--- Input data ---

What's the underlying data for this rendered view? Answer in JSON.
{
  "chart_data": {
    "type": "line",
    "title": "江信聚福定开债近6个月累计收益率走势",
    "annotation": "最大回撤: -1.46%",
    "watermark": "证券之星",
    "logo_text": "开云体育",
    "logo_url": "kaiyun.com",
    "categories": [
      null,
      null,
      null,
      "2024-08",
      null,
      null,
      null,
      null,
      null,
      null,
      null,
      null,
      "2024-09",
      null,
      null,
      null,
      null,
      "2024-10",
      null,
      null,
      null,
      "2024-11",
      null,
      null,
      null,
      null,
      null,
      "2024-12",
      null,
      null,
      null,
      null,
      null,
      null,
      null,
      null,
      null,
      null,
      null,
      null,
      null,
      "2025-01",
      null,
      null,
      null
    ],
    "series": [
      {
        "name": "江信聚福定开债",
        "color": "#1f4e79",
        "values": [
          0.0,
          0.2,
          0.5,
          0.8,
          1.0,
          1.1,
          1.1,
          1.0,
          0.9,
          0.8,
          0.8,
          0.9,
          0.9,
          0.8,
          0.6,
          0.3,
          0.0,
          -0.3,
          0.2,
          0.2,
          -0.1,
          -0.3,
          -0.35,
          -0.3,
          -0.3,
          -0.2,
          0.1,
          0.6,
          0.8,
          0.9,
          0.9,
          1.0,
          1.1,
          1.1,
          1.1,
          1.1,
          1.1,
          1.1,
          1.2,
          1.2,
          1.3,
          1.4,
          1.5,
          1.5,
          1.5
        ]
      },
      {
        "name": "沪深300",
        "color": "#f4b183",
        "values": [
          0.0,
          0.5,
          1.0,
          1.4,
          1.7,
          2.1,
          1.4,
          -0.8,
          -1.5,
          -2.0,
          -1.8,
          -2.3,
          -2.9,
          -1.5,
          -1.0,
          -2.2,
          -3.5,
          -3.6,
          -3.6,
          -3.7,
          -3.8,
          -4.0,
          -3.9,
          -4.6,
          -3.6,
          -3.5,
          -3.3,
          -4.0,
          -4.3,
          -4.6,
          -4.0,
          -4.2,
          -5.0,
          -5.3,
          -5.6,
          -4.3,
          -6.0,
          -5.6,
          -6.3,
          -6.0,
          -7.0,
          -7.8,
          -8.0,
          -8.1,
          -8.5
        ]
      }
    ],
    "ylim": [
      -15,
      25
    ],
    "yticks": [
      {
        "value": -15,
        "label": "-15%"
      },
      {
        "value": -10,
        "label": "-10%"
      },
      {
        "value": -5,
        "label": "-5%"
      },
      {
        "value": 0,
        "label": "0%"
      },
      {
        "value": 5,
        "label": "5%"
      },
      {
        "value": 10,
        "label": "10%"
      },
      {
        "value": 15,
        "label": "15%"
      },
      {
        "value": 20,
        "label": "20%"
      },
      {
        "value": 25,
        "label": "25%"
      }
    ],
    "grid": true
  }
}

---

### Directive
Give the data again, exactly as it stands.

### Exercise answer
What's the underlying data for this rendered view? Answer in JSON.
{
  "chart_data": {
    "type": "line",
    "title": "江信聚福定开债近6个月累计收益率走势",
    "annotation": "最大回撤: -1.46%",
    "watermark": "证券之星",
    "logo_text": "开云体育",
    "logo_url": "kaiyun.com",
    "categories": [
      null,
      null,
      null,
      "2024-08",
      null,
      null,
      null,
      null,
      null,
      null,
      null,
      null,
      "2024-09",
      null,
      null,
      null,
      null,
      "2024-10",
      null,
      null,
      null,
      "2024-11",
      null,
      null,
      null,
      null,
      null,
      "2024-12",
      null,
      null,
      null,
      null,
      null,
      null,
      null,
      null,
      null,
      null,
      null,
      null,
      null,
      "2025-01",
      null,
      null,
      null
    ],
    "series": [
      {
        "name": "江信聚福定开债",
        "color": "#1f4e79",
        "values": [
          0.0,
          0.2,
          0.5,
          0.8,
          1.0,
          1.1,
          1.1,
          1.0,
          0.9,
          0.8,
          0.8,
          0.9,
          0.9,
          0.8,
          0.6,
          0.3,
          0.0,
          -0.3,
          0.2,
          0.2,
          -0.1,
          -0.3,
          -0.35,
          -0.3,
          -0.3,
          -0.2,
          0.1,
          0.6,
          0.8,
          0.9,
          0.9,
          1.0,
          1.1,
          1.1,
          1.1,
          1.1,
          1.1,
          1.1,
          1.2,
          1.2,
          1.3,
          1.4,
          1.5,
          1.5,
          1.5
        ]
      },
      {
        "name": "沪深300",
        "color": "#f4b183",
        "values": [
          0.0,
          0.5,
          1.0,
          1.4,
          1.7,
          2.1,
          1.4,
          -0.8,
          -1.5,
          -2.0,
          -1.8,
          -2.3,
          -2.9,
          -1.5,
          -1.0,
          -2.2,
          -3.5,
          -3.6,
          -3.6,
          -3.7,
          -3.8,
          -4.0,
          -3.9,
          -4.6,
          -3.6,
          -3.5,
          -3.3,
          -4.0,
          -4.3,
          -4.6,
          -4.0,
          -4.2,
          -5.0,
          -5.3,
          -5.6,
          -4.3,
          -6.0,
          -5.6,
          -6.3,
          -6.0,
          -7.0,
          -7.8,
          -8.0,
          -8.1,
          -8.5
        ]
      }
    ],
    "ylim": [
      -15,
      25
    ],
    "yticks": [
      {
        "value": -15,
        "label": "-15%"
      },
      {
        "value": -10,
        "label": "-10%"
      },
      {
        "value": -5,
        "label": "-5%"
      },
      {
        "value": 0,
        "label": "0%"
      },
      {
        "value": 5,
        "label": "5%"
      },
      {
        "value": 10,
        "label": "10%"
      },
      {
        "value": 15,
        "label": "15%"
      },
      {
        "value": 20,
        "label": "20%"
      },
      {
        "value": 25,
        "label": "25%"
      }
    ],
    "grid": true
  }
}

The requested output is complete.